*Material provided:*
◇ ◇ ◇ ◇ ◇ ◇ ◇
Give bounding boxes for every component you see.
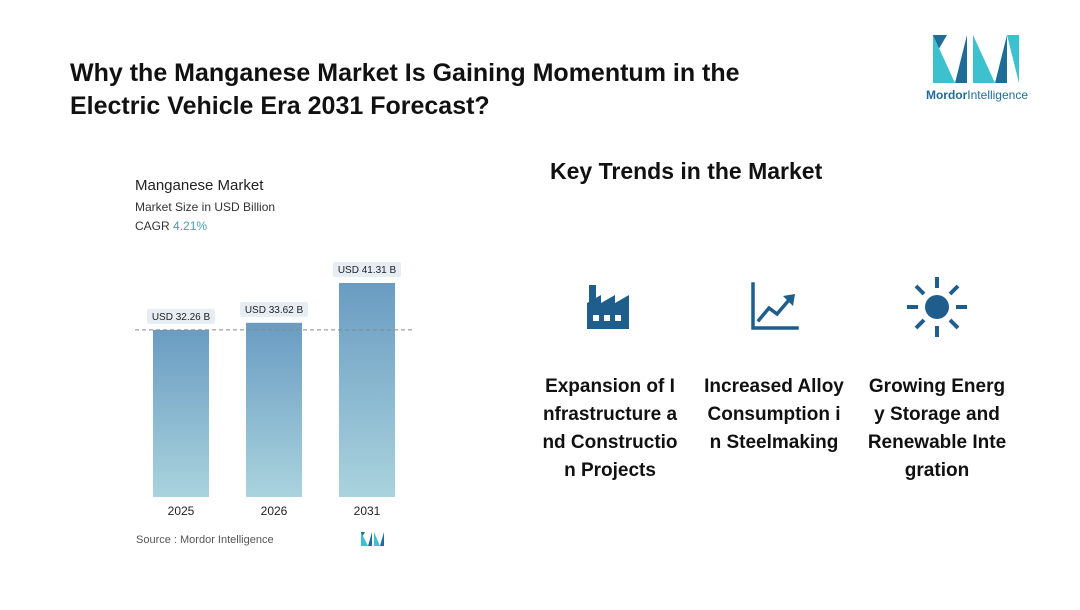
market-size-chart: USD 32.26 B 2025 USD 33.62 B 2026 USD 41.31 … xyxy=(110,155,430,560)
trend-label-infrastructure: Expansion of Infrastructure and Construc… xyxy=(542,376,678,481)
x-tick-2031: 2031 xyxy=(354,504,381,518)
page-title-line-1: Why the Manganese Market Is Gaining Mome… xyxy=(70,59,740,87)
sun-icon xyxy=(907,277,967,337)
page-title-line-2: Electric Vehicle Era 2031 Forecast? xyxy=(70,92,490,120)
factory-icon xyxy=(587,285,629,329)
data-label-2025: USD 32.26 B xyxy=(152,312,211,323)
chart-source: Source : Mordor Intelligence xyxy=(136,534,274,546)
x-tick-2025: 2025 xyxy=(168,504,195,518)
line-chart-growth-icon xyxy=(751,282,799,330)
chart-cagr: CAGR 4.21% xyxy=(135,219,207,233)
bar-chart-plot: USD 32.26 B 2025 USD 33.62 B 2026 USD 41.31 … xyxy=(135,262,415,518)
data-label-bg-2026 xyxy=(240,301,308,317)
data-label-2026: USD 33.62 B xyxy=(245,305,304,316)
chart-title: Manganese Market xyxy=(135,177,264,194)
bar-2026 xyxy=(246,322,302,497)
bar-2025 xyxy=(153,329,209,497)
logo-wordmark: MordorIntelligence xyxy=(925,88,1029,102)
trend-label-energy-storage: Growing Energy Storage and Renewable Int… xyxy=(867,376,1007,481)
mordor-intelligence-logo: MordorIntelligence xyxy=(921,35,1033,105)
trend-label-alloy-consumption: Increased Alloy Consumption in Steelmaki… xyxy=(704,376,844,453)
data-label-2031: USD 41.31 B xyxy=(338,265,397,276)
cagr-label: CAGR xyxy=(135,219,170,233)
logo-mark-icon xyxy=(933,35,1019,83)
key-trends-title: Key Trends in the Market xyxy=(550,158,823,184)
page-title: Why the Manganese Market Is Gaining Mome… xyxy=(70,57,870,123)
data-label-bg-2025 xyxy=(147,308,215,324)
bar-2031 xyxy=(339,283,395,497)
mini-logo-icon xyxy=(361,532,384,546)
data-label-bg-2031 xyxy=(333,262,401,277)
cagr-value: 4.21% xyxy=(173,219,208,233)
chart-subtitle: Market Size in USD Billion xyxy=(135,200,276,214)
x-tick-2026: 2026 xyxy=(261,504,288,518)
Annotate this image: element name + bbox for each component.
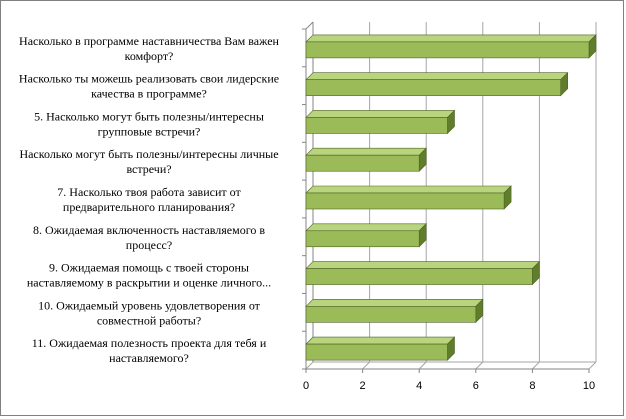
category-label: Насколько могут быть полезны/интересны л…: [19, 147, 278, 176]
bar: [305, 223, 427, 248]
bar: [305, 109, 456, 135]
bar-top-face: [305, 147, 427, 156]
category-label-line: процесс?: [126, 238, 172, 252]
bar-front-face: [305, 154, 420, 172]
bar-front-face: [305, 268, 533, 285]
bar: [305, 336, 456, 361]
bar: [305, 185, 512, 210]
bar-front-face: [305, 192, 505, 210]
bar-front-face: [305, 79, 561, 96]
category-label-line: 10. Ожидаемый уровень удовлетворения от: [38, 298, 261, 312]
bar-top-face: [305, 223, 427, 232]
category-label: Насколько в программе наставничества Вам…: [19, 34, 279, 63]
floor-gridline: [532, 361, 540, 370]
category-label-line: встречи?: [126, 162, 171, 176]
category-label-line: наставляемому в раскрытии и оценке лично…: [27, 276, 271, 290]
category-label-line: качества в программе?: [91, 87, 207, 101]
bar-top-face: [305, 261, 541, 269]
category-label-line: 7. Насколько твоя работа зависит от: [57, 185, 241, 199]
category-label-line: Насколько могут быть полезны/интересны л…: [19, 147, 278, 161]
bar-top-face: [305, 34, 597, 43]
bar-front-face: [305, 230, 420, 248]
bar-top-face: [305, 185, 512, 194]
bar-front-face: [305, 306, 477, 323]
floor-gridline: [362, 361, 370, 370]
bar-front-face: [305, 343, 448, 361]
bar-top-face: [305, 110, 456, 118]
category-label-line: 11. Ожидаемая полезность проекта для теб…: [32, 336, 267, 350]
category-label-line: Насколько в программе наставничества Вам…: [19, 34, 279, 48]
floor-gridline: [418, 361, 427, 370]
bar: [305, 147, 427, 172]
bars-layer: [305, 34, 597, 361]
category-label-line: предварительного планирования?: [63, 200, 235, 214]
x-tick-label: 6: [473, 380, 479, 392]
x-tick-label: 2: [360, 380, 366, 392]
category-label-line: совместной работы?: [97, 313, 201, 327]
category-label-line: групповые встречи?: [98, 124, 201, 138]
x-tick-label: 8: [529, 380, 535, 392]
bar-front-face: [305, 41, 590, 59]
category-label-line: Насколько ты можешь реализовать свои лид…: [19, 72, 279, 86]
category-label-line: наставляемого?: [109, 351, 189, 365]
bar: [305, 71, 569, 97]
x-tick-label: 10: [583, 380, 595, 392]
category-label: Насколько ты можешь реализовать свои лид…: [19, 72, 279, 101]
bar: [305, 260, 541, 286]
bar: [305, 34, 597, 59]
wall-top-edge: [305, 21, 314, 30]
bar: [305, 298, 484, 324]
x-tick-label: 0: [303, 380, 309, 392]
bar-top-face: [305, 299, 484, 307]
bar-front-face: [305, 117, 448, 134]
category-label-line: 9. Ожидаемая помощь с твоей стороны: [49, 261, 249, 275]
category-label-line: комфорт?: [125, 49, 174, 63]
category-label: 5. Насколько могут быть полезны/интересн…: [34, 109, 264, 138]
bar-top-face: [305, 336, 456, 345]
category-labels: Насколько в программе наставничества Вам…: [19, 34, 280, 365]
category-label: 10. Ожидаемый уровень удовлетворения от с…: [38, 298, 261, 327]
category-label: 11. Ожидаемая полезность проекта для теб…: [32, 336, 267, 365]
floor-gridline: [305, 361, 314, 370]
category-label-line: 8. Ожидаемая включенность наставляемого …: [33, 223, 265, 237]
floor-gridline: [588, 361, 597, 370]
x-tick-label: 4: [416, 380, 422, 392]
x-axis-tick-labels: 0 2 4 6 8 10: [303, 380, 595, 392]
category-label-line: 5. Насколько могут быть полезны/интересн…: [34, 109, 264, 123]
category-label: 8. Ожидаемая включенность наставляемого …: [33, 223, 265, 252]
floor-gridline: [475, 361, 484, 370]
category-label: 7. Насколько твоя работа зависит от предв…: [57, 185, 241, 214]
category-label: 9. Ожидаемая помощь с твоей стороны наста…: [27, 261, 271, 290]
bar-top-face: [305, 72, 569, 80]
◇ ◇ ◇ ◇ ◇ ◇ ◇
*Exercise goal:* Could you copy the whole listing above word for word, leaving out the pictures?

*Answer to this exercise:*
Give bounding boxes for every component you see.
market-size-chart: USD 32.26 B 2025 USD 33.62 B 2026 USD 41.31 … xyxy=(110,155,430,560)
trend-label-infrastructure: Expansion of Infrastructure and Construc… xyxy=(542,376,678,481)
x-tick-2031: 2031 xyxy=(354,504,381,518)
page-title-line-1: Why the Manganese Market Is Gaining Mome… xyxy=(70,59,740,87)
sun-icon xyxy=(907,277,967,337)
page-title-line-2: Electric Vehicle Era 2031 Forecast? xyxy=(70,92,490,120)
factory-icon xyxy=(587,285,629,329)
data-label-2025: USD 32.26 B xyxy=(152,312,211,323)
chart-source: Source : Mordor Intelligence xyxy=(136,534,274,546)
x-tick-2025: 2025 xyxy=(168,504,195,518)
line-chart-growth-icon xyxy=(751,282,799,330)
chart-cagr: CAGR 4.21% xyxy=(135,219,207,233)
bar-chart-plot: USD 32.26 B 2025 USD 33.62 B 2026 USD 41.31 … xyxy=(135,262,415,518)
data-label-bg-2026 xyxy=(240,301,308,317)
data-label-2026: USD 33.62 B xyxy=(245,305,304,316)
chart-title: Manganese Market xyxy=(135,177,264,194)
bar-2026 xyxy=(246,322,302,497)
bar-2025 xyxy=(153,329,209,497)
logo-wordmark: MordorIntelligence xyxy=(925,88,1029,102)
trend-label-energy-storage: Growing Energy Storage and Renewable Int… xyxy=(867,376,1007,481)
mordor-intelligence-logo: MordorIntelligence xyxy=(921,35,1033,105)
trend-label-alloy-consumption: Increased Alloy Consumption in Steelmaki… xyxy=(704,376,844,453)
data-label-2031: USD 41.31 B xyxy=(338,265,397,276)
cagr-label: CAGR xyxy=(135,219,170,233)
logo-mark-icon xyxy=(933,35,1019,83)
key-trends-title: Key Trends in the Market xyxy=(550,158,823,184)
page-title: Why the Manganese Market Is Gaining Mome… xyxy=(70,57,870,123)
data-label-bg-2025 xyxy=(147,308,215,324)
bar-2031 xyxy=(339,283,395,497)
mini-logo-icon xyxy=(361,532,384,546)
data-label-bg-2031 xyxy=(333,262,401,277)
cagr-value: 4.21% xyxy=(173,219,208,233)
chart-subtitle: Market Size in USD Billion xyxy=(135,200,276,214)
x-tick-2026: 2026 xyxy=(261,504,288,518)
Annotate this image: element name + bbox for each component.
category-label: Насколько могут быть полезны/интересны л…: [19, 147, 278, 176]
bar: [305, 223, 427, 248]
bar: [305, 109, 456, 135]
bar-top-face: [305, 147, 427, 156]
category-label-line: процесс?: [126, 238, 172, 252]
bar-front-face: [305, 154, 420, 172]
bar-front-face: [305, 268, 533, 285]
bar: [305, 336, 456, 361]
bar: [305, 185, 512, 210]
bar-front-face: [305, 192, 505, 210]
bar-front-face: [305, 79, 561, 96]
category-label-line: 10. Ожидаемый уровень удовлетворения от: [38, 298, 261, 312]
bar-top-face: [305, 223, 427, 232]
category-label: Насколько в программе наставничества Вам…: [19, 34, 279, 63]
floor-gridline: [532, 361, 540, 370]
category-label-line: встречи?: [126, 162, 171, 176]
category-label-line: наставляемому в раскрытии и оценке лично…: [27, 276, 271, 290]
category-label-line: качества в программе?: [91, 87, 207, 101]
bar-top-face: [305, 261, 541, 269]
category-label-line: 7. Насколько твоя работа зависит от: [57, 185, 241, 199]
category-label-line: Насколько могут быть полезны/интересны л…: [19, 147, 278, 161]
bar-top-face: [305, 34, 597, 43]
bar-front-face: [305, 230, 420, 248]
bar-top-face: [305, 185, 512, 194]
bar-front-face: [305, 306, 477, 323]
floor-gridline: [362, 361, 370, 370]
bar-front-face: [305, 343, 448, 361]
bar-top-face: [305, 110, 456, 118]
category-label-line: 11. Ожидаемая полезность проекта для теб…: [32, 336, 267, 350]
category-label-line: Насколько в программе наставничества Вам…: [19, 34, 279, 48]
floor-gridline: [418, 361, 427, 370]
bar: [305, 147, 427, 172]
bars-layer: [305, 34, 597, 361]
category-label-line: предварительного планирования?: [63, 200, 235, 214]
x-tick-label: 6: [473, 380, 479, 392]
x-tick-label: 2: [360, 380, 366, 392]
category-label-line: совместной работы?: [97, 313, 201, 327]
category-label-line: групповые встречи?: [98, 124, 201, 138]
x-tick-label: 8: [529, 380, 535, 392]
bar-front-face: [305, 41, 590, 59]
category-label-line: Насколько ты можешь реализовать свои лид…: [19, 72, 279, 86]
category-label-line: наставляемого?: [109, 351, 189, 365]
bar: [305, 71, 569, 97]
x-tick-label: 10: [583, 380, 595, 392]
category-label: Насколько ты можешь реализовать свои лид…: [19, 72, 279, 101]
bar: [305, 260, 541, 286]
bar: [305, 34, 597, 59]
wall-top-edge: [305, 21, 314, 30]
bar: [305, 298, 484, 324]
x-tick-label: 0: [303, 380, 309, 392]
bar-top-face: [305, 299, 484, 307]
bar-front-face: [305, 117, 448, 134]
category-label-line: 9. Ожидаемая помощь с твоей стороны: [49, 261, 249, 275]
category-label-line: комфорт?: [125, 49, 174, 63]
category-label: 5. Насколько могут быть полезны/интересн…: [34, 109, 264, 138]
bar-top-face: [305, 336, 456, 345]
category-labels: Насколько в программе наставничества Вам…: [19, 34, 280, 365]
category-label: 10. Ожидаемый уровень удовлетворения от с…: [38, 298, 261, 327]
category-label: 11. Ожидаемая полезность проекта для теб…: [32, 336, 267, 365]
floor-gridline: [305, 361, 314, 370]
category-label-line: 8. Ожидаемая включенность наставляемого …: [33, 223, 265, 237]
floor-gridline: [588, 361, 597, 370]
x-tick-label: 4: [416, 380, 422, 392]
x-axis-tick-labels: 0 2 4 6 8 10: [303, 380, 595, 392]
category-label-line: 5. Насколько могут быть полезны/интересн…: [34, 109, 264, 123]
category-label: 8. Ожидаемая включенность наставляемого …: [33, 223, 265, 252]
floor-gridline: [475, 361, 484, 370]
category-label: 7. Насколько твоя работа зависит от предв…: [57, 185, 241, 214]
category-label: 9. Ожидаемая помощь с твоей стороны наста…: [27, 261, 271, 290]
bar-top-face: [305, 72, 569, 80]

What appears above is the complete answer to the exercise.